Start of Listed entries

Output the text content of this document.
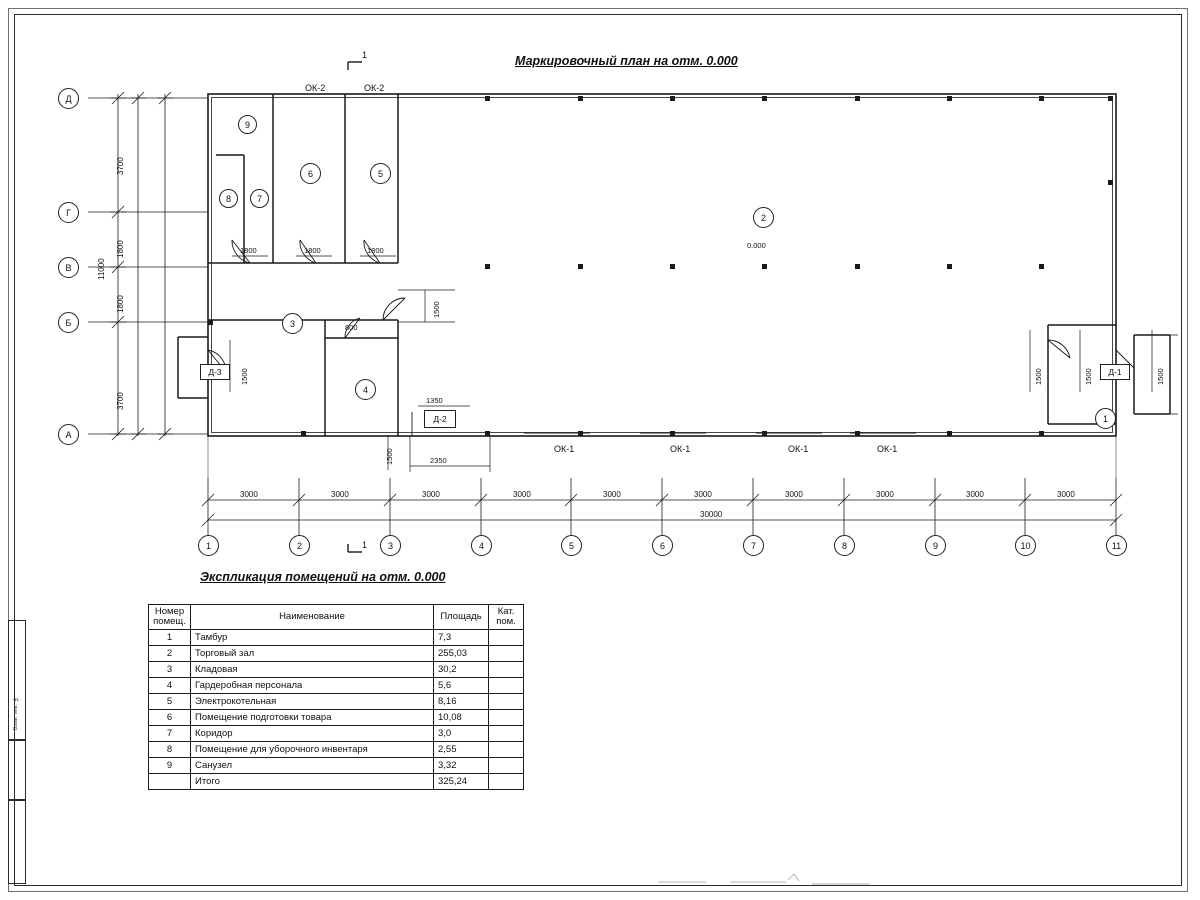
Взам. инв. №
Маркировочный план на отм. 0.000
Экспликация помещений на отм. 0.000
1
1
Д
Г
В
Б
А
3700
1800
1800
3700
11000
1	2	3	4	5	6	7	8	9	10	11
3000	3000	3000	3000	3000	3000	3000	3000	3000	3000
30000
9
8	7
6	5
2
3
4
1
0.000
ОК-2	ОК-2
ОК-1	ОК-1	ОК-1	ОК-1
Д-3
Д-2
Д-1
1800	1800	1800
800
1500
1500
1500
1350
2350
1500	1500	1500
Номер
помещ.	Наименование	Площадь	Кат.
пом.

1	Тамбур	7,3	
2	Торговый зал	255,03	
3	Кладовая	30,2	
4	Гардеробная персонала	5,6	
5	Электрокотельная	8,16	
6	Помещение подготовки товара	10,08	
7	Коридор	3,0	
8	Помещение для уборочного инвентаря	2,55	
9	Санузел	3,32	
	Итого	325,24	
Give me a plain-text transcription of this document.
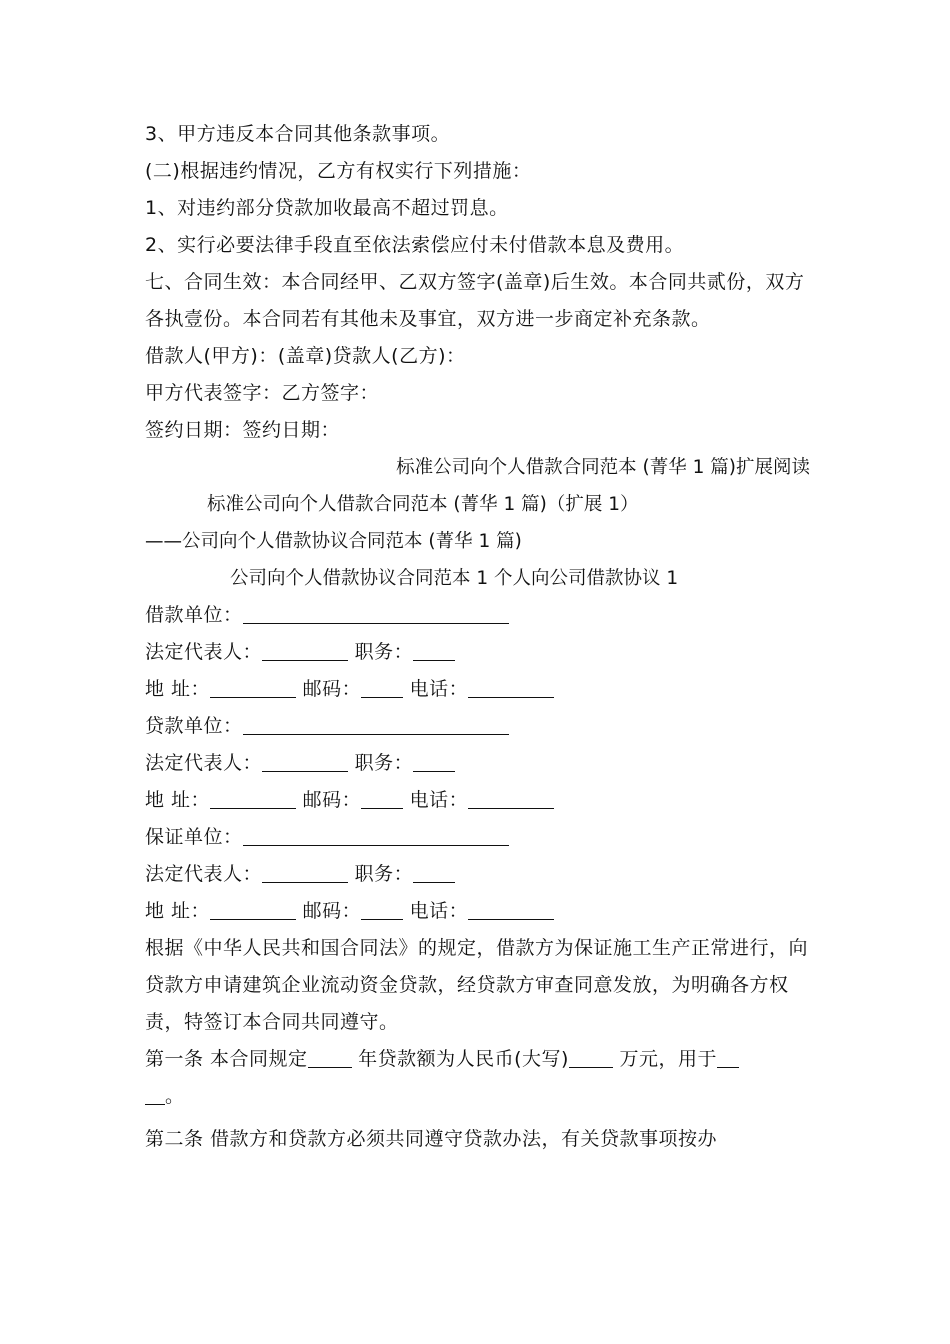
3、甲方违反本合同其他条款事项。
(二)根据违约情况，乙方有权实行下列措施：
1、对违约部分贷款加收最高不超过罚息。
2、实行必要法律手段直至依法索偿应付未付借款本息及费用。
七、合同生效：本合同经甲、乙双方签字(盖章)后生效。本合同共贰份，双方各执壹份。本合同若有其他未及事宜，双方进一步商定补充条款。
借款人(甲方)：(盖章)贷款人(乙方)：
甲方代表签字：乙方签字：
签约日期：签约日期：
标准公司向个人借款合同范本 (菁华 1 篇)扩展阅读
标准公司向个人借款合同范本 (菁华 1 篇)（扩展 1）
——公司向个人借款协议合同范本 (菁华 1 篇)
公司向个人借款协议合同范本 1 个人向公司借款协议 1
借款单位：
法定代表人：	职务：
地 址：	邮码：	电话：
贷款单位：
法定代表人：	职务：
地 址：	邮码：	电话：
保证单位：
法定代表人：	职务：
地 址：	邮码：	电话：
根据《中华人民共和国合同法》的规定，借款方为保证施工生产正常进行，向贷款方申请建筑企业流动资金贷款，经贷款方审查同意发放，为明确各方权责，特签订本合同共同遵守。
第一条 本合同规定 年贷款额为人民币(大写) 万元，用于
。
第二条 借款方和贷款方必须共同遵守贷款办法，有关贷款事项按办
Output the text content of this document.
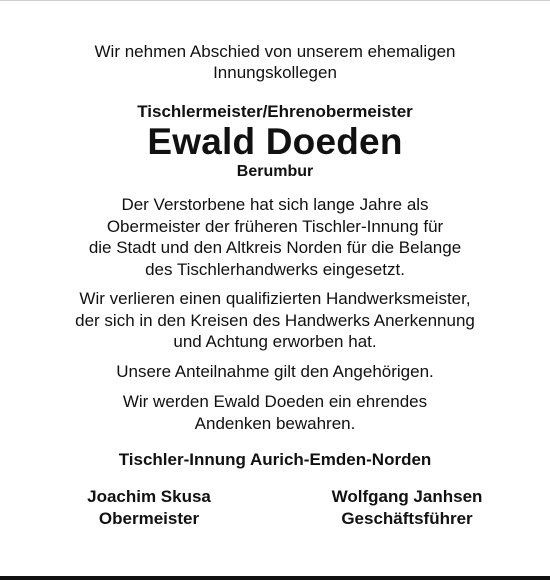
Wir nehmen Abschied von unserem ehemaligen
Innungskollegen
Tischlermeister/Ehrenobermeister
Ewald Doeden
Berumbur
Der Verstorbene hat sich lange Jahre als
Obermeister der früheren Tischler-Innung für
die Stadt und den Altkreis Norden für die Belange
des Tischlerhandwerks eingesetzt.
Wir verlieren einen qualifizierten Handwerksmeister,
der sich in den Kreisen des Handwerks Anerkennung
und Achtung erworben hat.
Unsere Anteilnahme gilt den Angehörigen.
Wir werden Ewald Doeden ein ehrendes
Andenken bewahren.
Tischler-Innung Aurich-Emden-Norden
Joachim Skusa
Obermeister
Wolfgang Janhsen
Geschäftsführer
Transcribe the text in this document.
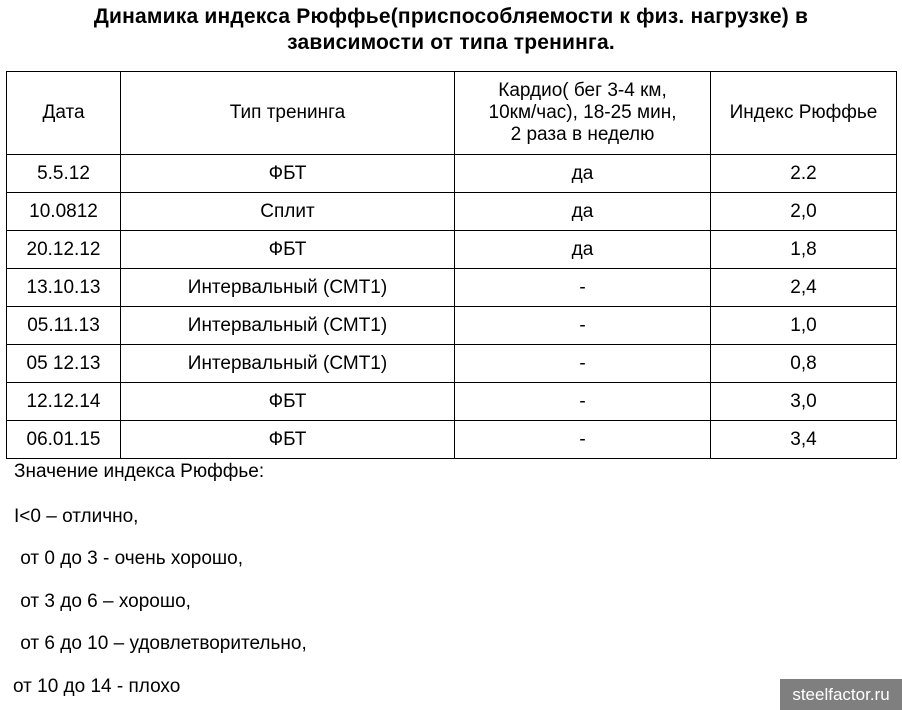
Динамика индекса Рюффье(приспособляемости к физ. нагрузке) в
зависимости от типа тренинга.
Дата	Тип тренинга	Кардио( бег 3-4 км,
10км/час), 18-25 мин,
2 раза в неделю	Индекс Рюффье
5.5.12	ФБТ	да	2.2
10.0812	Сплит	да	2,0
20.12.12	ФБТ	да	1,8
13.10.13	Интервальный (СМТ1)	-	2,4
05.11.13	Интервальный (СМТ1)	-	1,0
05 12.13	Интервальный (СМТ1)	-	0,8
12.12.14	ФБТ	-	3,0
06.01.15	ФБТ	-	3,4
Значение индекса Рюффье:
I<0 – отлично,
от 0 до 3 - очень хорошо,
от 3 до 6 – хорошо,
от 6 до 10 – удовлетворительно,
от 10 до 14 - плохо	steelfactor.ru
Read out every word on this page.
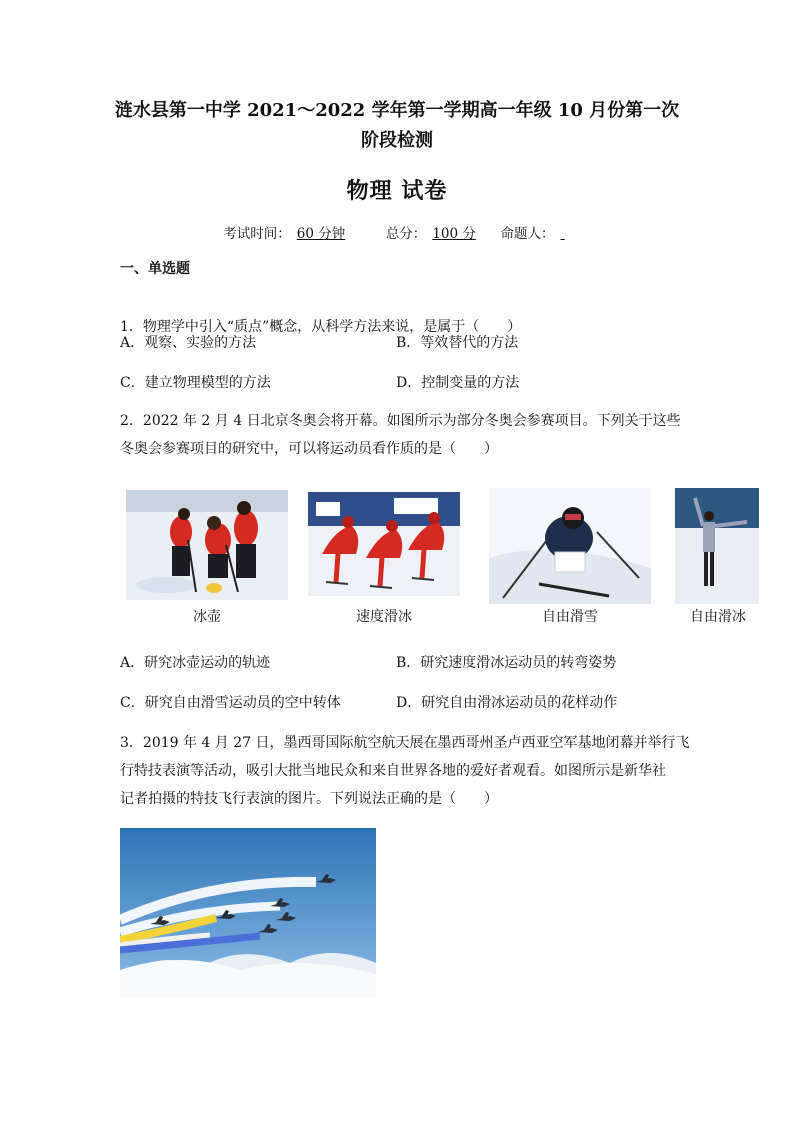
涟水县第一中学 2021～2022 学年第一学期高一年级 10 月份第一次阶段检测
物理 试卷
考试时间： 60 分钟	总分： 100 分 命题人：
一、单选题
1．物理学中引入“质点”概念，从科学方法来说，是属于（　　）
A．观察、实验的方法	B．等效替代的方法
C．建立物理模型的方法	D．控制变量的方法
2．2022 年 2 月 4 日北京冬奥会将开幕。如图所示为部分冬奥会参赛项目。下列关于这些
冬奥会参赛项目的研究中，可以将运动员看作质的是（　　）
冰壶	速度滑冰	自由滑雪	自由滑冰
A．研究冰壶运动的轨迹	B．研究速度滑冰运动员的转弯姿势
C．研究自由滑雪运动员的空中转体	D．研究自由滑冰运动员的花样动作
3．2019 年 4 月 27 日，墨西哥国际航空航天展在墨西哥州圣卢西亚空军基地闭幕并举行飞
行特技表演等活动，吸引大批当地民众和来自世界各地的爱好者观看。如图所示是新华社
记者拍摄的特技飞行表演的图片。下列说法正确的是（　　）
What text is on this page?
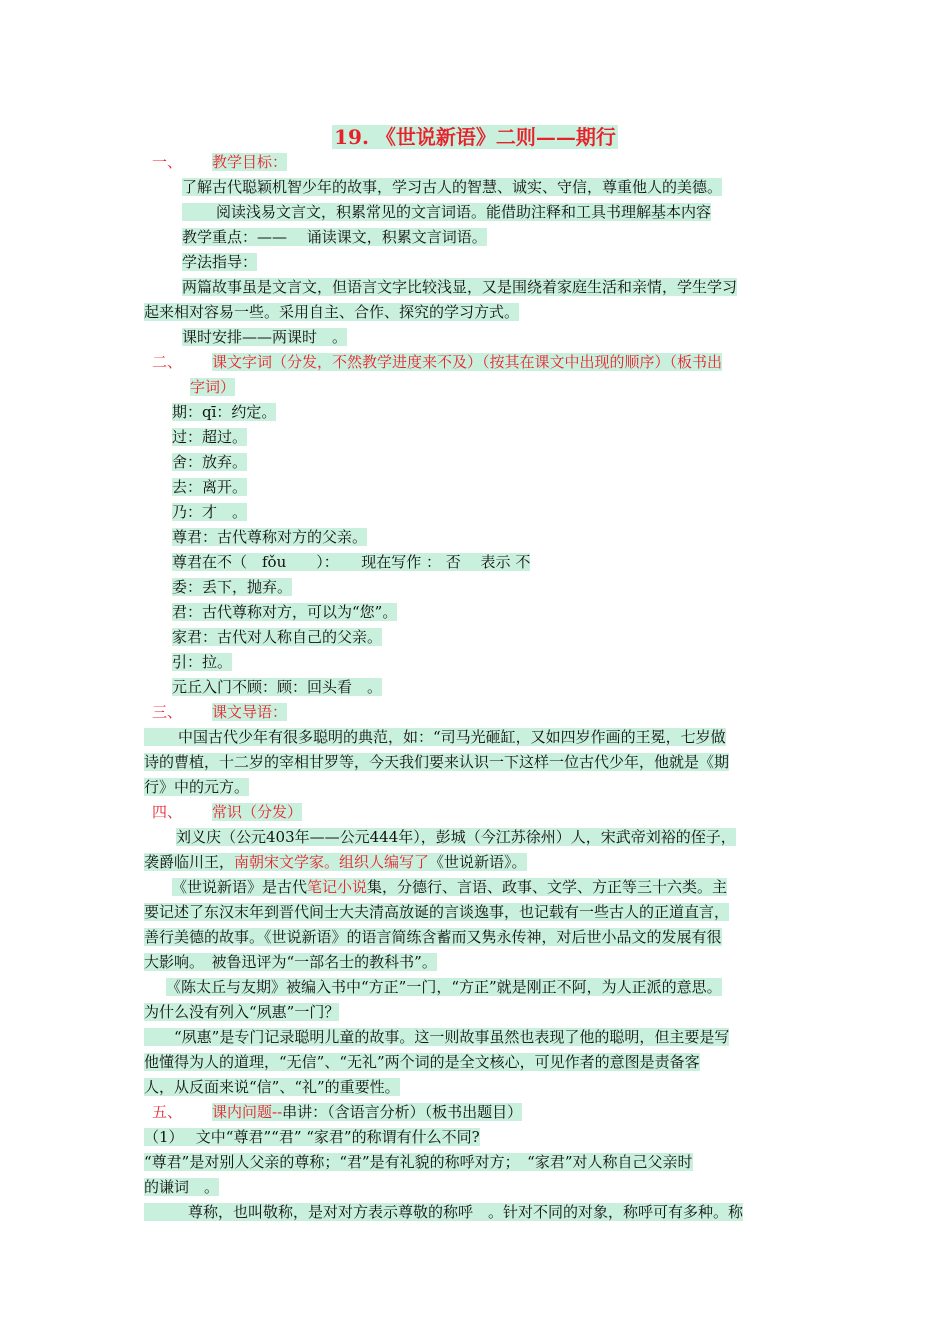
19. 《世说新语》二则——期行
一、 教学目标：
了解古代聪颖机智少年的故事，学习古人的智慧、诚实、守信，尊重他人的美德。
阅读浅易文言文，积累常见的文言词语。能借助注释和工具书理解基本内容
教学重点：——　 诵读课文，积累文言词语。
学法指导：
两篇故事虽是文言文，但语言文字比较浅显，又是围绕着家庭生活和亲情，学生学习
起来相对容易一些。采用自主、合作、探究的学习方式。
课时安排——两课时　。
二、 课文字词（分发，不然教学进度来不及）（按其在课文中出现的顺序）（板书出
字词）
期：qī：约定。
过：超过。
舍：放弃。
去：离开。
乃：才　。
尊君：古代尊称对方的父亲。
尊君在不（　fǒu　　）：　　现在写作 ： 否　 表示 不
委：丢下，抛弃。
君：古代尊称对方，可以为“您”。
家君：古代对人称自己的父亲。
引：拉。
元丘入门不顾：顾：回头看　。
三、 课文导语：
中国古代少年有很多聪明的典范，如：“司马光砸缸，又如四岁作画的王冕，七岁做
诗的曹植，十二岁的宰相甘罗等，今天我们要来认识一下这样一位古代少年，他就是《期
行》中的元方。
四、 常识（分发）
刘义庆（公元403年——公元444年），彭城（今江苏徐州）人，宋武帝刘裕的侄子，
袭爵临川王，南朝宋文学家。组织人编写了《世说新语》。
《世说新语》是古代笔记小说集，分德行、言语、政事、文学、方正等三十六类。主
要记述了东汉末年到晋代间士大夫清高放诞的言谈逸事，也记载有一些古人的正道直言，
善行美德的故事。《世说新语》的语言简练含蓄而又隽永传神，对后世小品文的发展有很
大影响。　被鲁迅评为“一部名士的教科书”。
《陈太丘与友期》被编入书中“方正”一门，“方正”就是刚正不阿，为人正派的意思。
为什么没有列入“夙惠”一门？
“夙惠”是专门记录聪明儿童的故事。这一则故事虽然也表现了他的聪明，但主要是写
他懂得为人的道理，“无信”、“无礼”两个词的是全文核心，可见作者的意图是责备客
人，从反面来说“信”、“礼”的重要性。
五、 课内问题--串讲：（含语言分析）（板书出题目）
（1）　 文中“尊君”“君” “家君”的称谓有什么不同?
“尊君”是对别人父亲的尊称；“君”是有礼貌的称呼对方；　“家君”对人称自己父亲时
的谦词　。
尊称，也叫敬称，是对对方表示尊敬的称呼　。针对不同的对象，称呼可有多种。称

End of Listed entries

What is expected: Look above for lines with the word "公司向个人借款协议合同范本" and copy them all.

Completed task:
——公司向个人借款协议合同范本 (菁华 1 篇)
公司向个人借款协议合同范本 1 个人向公司借款协议 1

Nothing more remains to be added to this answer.